(DIRECTIVE)
Write out the material exactly, leaving every picture behind.

# # # #

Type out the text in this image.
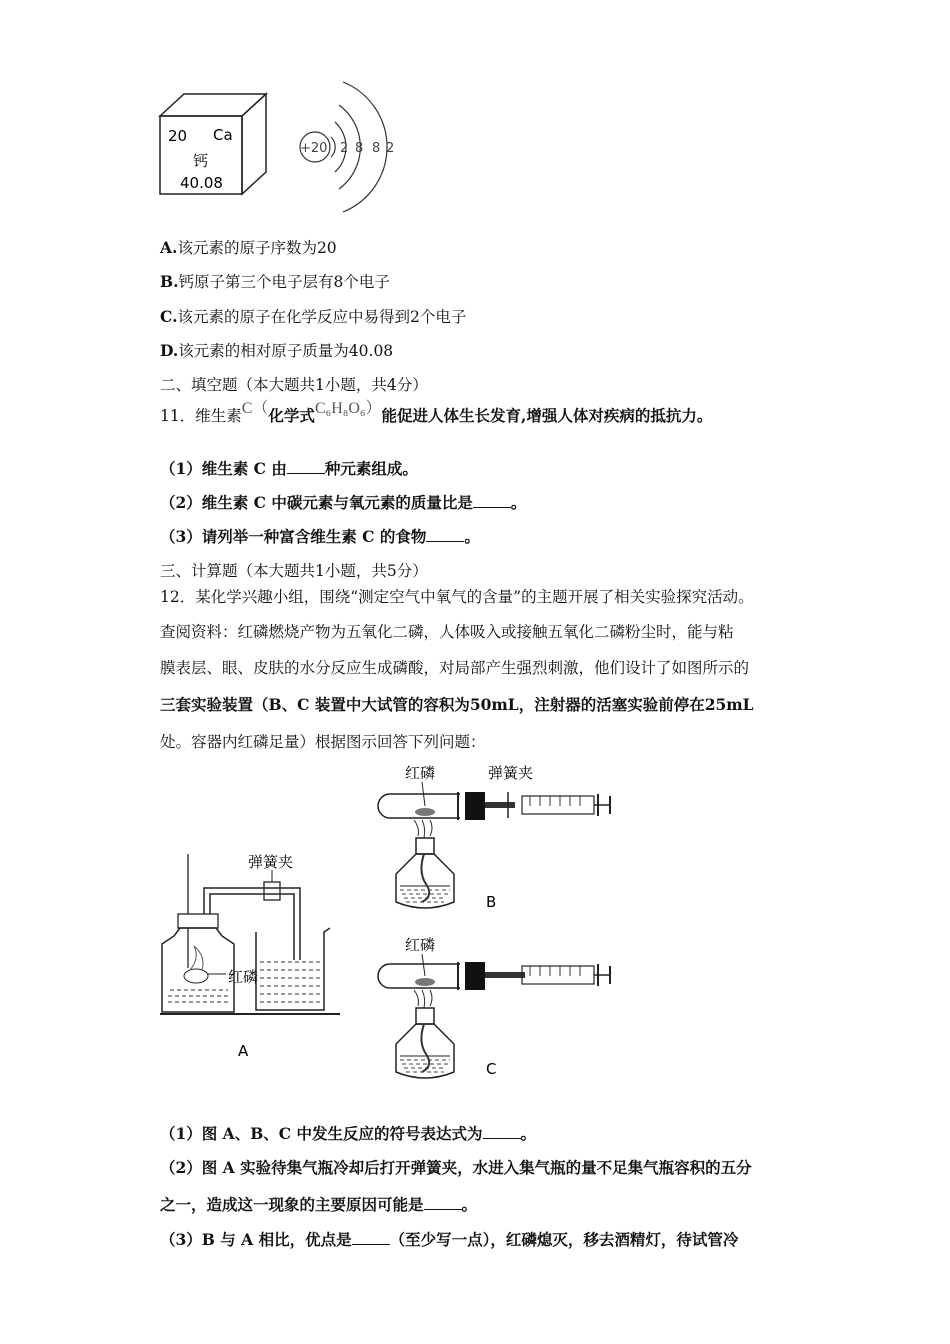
20 Ca
钙
40.08
+20 2 8 8 2
A.该元素的原子序数为20
B.钙原子第三个电子层有8个电子
C.该元素的原子在化学反应中易得到2个电子
D.该元素的相对原子质量为40.08
二、填空题（本大题共1小题，共4分）
11．维生素C（化学式C₆H₈O₆）能促进人体生长发育,增强人体对疾病的抵抗力。
（1）维生素 C 由 种元素组成。
（2）维生素 C 中碳元素与氧元素的质量比是 。
（3）请列举一种富含维生素 C 的食物 。
三、计算题（本大题共1小题，共5分）
12．某化学兴趣小组，围绕“测定空气中氧气的含量”的主题开展了相关实验探究活动。
查阅资料：红磷燃烧产物为五氧化二磷，人体吸入或接触五氧化二磷粉尘时，能与粘
膜表层、眼、皮肤的水分反应生成磷酸，对局部产生强烈刺激，他们设计了如图所示的
三套实验装置（B、C 装置中大试管的容积为50mL，注射器的活塞实验前停在25mL
处。容器内红磷足量）根据图示回答下列问题：
红磷	弹簧夹
B
弹簧夹
红磷
A
红磷
C
（1）图 A、B、C 中发生反应的符号表达式为 。
（2）图 A 实验待集气瓶冷却后打开弹簧夹，水进入集气瓶的量不足集气瓶容积的五分
之一，造成这一现象的主要原因可能是 。
（3）B 与 A 相比，优点是 （至少写一点），红磷熄灭，移去酒精灯，待试管冷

# # # #

(REPLY TO THE TASK)
Type out the text in this image.
20 Ca
钙
40.08
+20 2 8 8 2
A.该元素的原子序数为20
B.钙原子第三个电子层有8个电子
C.该元素的原子在化学反应中易得到2个电子
D.该元素的相对原子质量为40.08
二、填空题（本大题共1小题，共4分）
11．维生素C（化学式C₆H₈O₆）能促进人体生长发育,增强人体对疾病的抵抗力。
（1）维生素 C 由 种元素组成。
（2）维生素 C 中碳元素与氧元素的质量比是 。
（3）请列举一种富含维生素 C 的食物 。
三、计算题（本大题共1小题，共5分）
12．某化学兴趣小组，围绕“测定空气中氧气的含量”的主题开展了相关实验探究活动。
查阅资料：红磷燃烧产物为五氧化二磷，人体吸入或接触五氧化二磷粉尘时，能与粘
膜表层、眼、皮肤的水分反应生成磷酸，对局部产生强烈刺激，他们设计了如图所示的
三套实验装置（B、C 装置中大试管的容积为50mL，注射器的活塞实验前停在25mL
处。容器内红磷足量）根据图示回答下列问题：
红磷	弹簧夹
B
弹簧夹
红磷
A
红磷
C
（1）图 A、B、C 中发生反应的符号表达式为 。
（2）图 A 实验待集气瓶冷却后打开弹簧夹，水进入集气瓶的量不足集气瓶容积的五分
之一，造成这一现象的主要原因可能是 。
（3）B 与 A 相比，优点是 （至少写一点），红磷熄灭，移去酒精灯，待试管冷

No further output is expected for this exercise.